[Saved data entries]
──────

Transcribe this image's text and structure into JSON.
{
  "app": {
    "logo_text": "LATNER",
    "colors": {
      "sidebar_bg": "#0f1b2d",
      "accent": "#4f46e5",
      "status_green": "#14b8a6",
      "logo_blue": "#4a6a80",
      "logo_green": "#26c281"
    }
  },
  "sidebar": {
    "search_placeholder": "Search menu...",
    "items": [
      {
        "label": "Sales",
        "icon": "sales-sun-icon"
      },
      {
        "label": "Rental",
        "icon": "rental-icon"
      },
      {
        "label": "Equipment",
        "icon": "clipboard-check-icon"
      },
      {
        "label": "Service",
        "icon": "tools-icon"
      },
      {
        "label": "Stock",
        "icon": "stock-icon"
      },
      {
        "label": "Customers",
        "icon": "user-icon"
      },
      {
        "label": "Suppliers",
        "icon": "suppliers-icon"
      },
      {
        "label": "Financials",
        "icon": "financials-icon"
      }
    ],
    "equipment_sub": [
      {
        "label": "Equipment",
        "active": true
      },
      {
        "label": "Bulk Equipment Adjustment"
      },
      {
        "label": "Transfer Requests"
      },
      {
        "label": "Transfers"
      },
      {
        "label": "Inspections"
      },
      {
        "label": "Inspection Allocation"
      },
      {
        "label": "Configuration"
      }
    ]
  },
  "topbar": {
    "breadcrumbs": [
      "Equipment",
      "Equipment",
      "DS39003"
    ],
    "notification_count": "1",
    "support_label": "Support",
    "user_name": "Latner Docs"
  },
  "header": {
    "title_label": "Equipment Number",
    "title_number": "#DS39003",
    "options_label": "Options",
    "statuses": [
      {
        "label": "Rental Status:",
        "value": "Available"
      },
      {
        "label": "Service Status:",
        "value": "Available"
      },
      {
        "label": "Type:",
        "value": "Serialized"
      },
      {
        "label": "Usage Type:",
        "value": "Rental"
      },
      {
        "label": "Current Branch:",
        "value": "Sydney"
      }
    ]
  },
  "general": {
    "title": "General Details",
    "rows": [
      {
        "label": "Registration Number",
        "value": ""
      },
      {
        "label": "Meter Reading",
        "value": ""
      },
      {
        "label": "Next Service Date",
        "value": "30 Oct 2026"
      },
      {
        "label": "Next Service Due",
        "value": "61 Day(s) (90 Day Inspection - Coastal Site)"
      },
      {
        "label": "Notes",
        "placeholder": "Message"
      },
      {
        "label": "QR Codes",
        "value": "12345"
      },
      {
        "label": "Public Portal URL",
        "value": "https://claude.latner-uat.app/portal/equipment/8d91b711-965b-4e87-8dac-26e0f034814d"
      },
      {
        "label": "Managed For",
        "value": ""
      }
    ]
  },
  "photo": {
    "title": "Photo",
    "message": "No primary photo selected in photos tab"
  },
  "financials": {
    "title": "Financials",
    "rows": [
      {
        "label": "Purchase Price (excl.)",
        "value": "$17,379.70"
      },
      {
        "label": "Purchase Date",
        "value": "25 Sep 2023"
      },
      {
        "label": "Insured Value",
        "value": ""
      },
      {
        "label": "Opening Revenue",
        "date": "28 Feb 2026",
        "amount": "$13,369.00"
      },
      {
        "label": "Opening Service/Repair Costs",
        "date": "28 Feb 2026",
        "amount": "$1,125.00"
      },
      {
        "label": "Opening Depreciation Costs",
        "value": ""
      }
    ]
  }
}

──────

• THE TASK: Reproduce each line of the material above precisely.

• OUTPUT FOR THIS TASK:
Transcribe this image's text and structure into JSON.
{
  "app": {
    "logo_text": "LATNER",
    "colors": {
      "sidebar_bg": "#0f1b2d",
      "accent": "#4f46e5",
      "status_green": "#14b8a6",
      "logo_blue": "#4a6a80",
      "logo_green": "#26c281"
    }
  },
  "sidebar": {
    "search_placeholder": "Search menu...",
    "items": [
      {
        "label": "Sales",
        "icon": "sales-sun-icon"
      },
      {
        "label": "Rental",
        "icon": "rental-icon"
      },
      {
        "label": "Equipment",
        "icon": "clipboard-check-icon"
      },
      {
        "label": "Service",
        "icon": "tools-icon"
      },
      {
        "label": "Stock",
        "icon": "stock-icon"
      },
      {
        "label": "Customers",
        "icon": "user-icon"
      },
      {
        "label": "Suppliers",
        "icon": "suppliers-icon"
      },
      {
        "label": "Financials",
        "icon": "financials-icon"
      }
    ],
    "equipment_sub": [
      {
        "label": "Equipment",
        "active": true
      },
      {
        "label": "Bulk Equipment Adjustment"
      },
      {
        "label": "Transfer Requests"
      },
      {
        "label": "Transfers"
      },
      {
        "label": "Inspections"
      },
      {
        "label": "Inspection Allocation"
      },
      {
        "label": "Configuration"
      }
    ]
  },
  "topbar": {
    "breadcrumbs": [
      "Equipment",
      "Equipment",
      "DS39003"
    ],
    "notification_count": "1",
    "support_label": "Support",
    "user_name": "Latner Docs"
  },
  "header": {
    "title_label": "Equipment Number",
    "title_number": "#DS39003",
    "options_label": "Options",
    "statuses": [
      {
        "label": "Rental Status:",
        "value": "Available"
      },
      {
        "label": "Service Status:",
        "value": "Available"
      },
      {
        "label": "Type:",
        "value": "Serialized"
      },
      {
        "label": "Usage Type:",
        "value": "Rental"
      },
      {
        "label": "Current Branch:",
        "value": "Sydney"
      }
    ]
  },
  "general": {
    "title": "General Details",
    "rows": [
      {
        "label": "Registration Number",
        "value": ""
      },
      {
        "label": "Meter Reading",
        "value": ""
      },
      {
        "label": "Next Service Date",
        "value": "30 Oct 2026"
      },
      {
        "label": "Next Service Due",
        "value": "61 Day(s) (90 Day Inspection - Coastal Site)"
      },
      {
        "label": "Notes",
        "placeholder": "Message"
      },
      {
        "label": "QR Codes",
        "value": "12345"
      },
      {
        "label": "Public Portal URL",
        "value": "https://claude.latner-uat.app/portal/equipment/8d91b711-965b-4e87-8dac-26e0f034814d"
      },
      {
        "label": "Managed For",
        "value": ""
      }
    ]
  },
  "photo": {
    "title": "Photo",
    "message": "No primary photo selected in photos tab"
  },
  "financials": {
    "title": "Financials",
    "rows": [
      {
        "label": "Purchase Price (excl.)",
        "value": "$17,379.70"
      },
      {
        "label": "Purchase Date",
        "value": "25 Sep 2023"
      },
      {
        "label": "Insured Value",
        "value": ""
      },
      {
        "label": "Opening Revenue",
        "date": "28 Feb 2026",
        "amount": "$13,369.00"
      },
      {
        "label": "Opening Service/Repair Costs",
        "date": "28 Feb 2026",
        "amount": "$1,125.00"
      },
      {
        "label": "Opening Depreciation Costs",
        "value": ""
      }
    ]
  }
}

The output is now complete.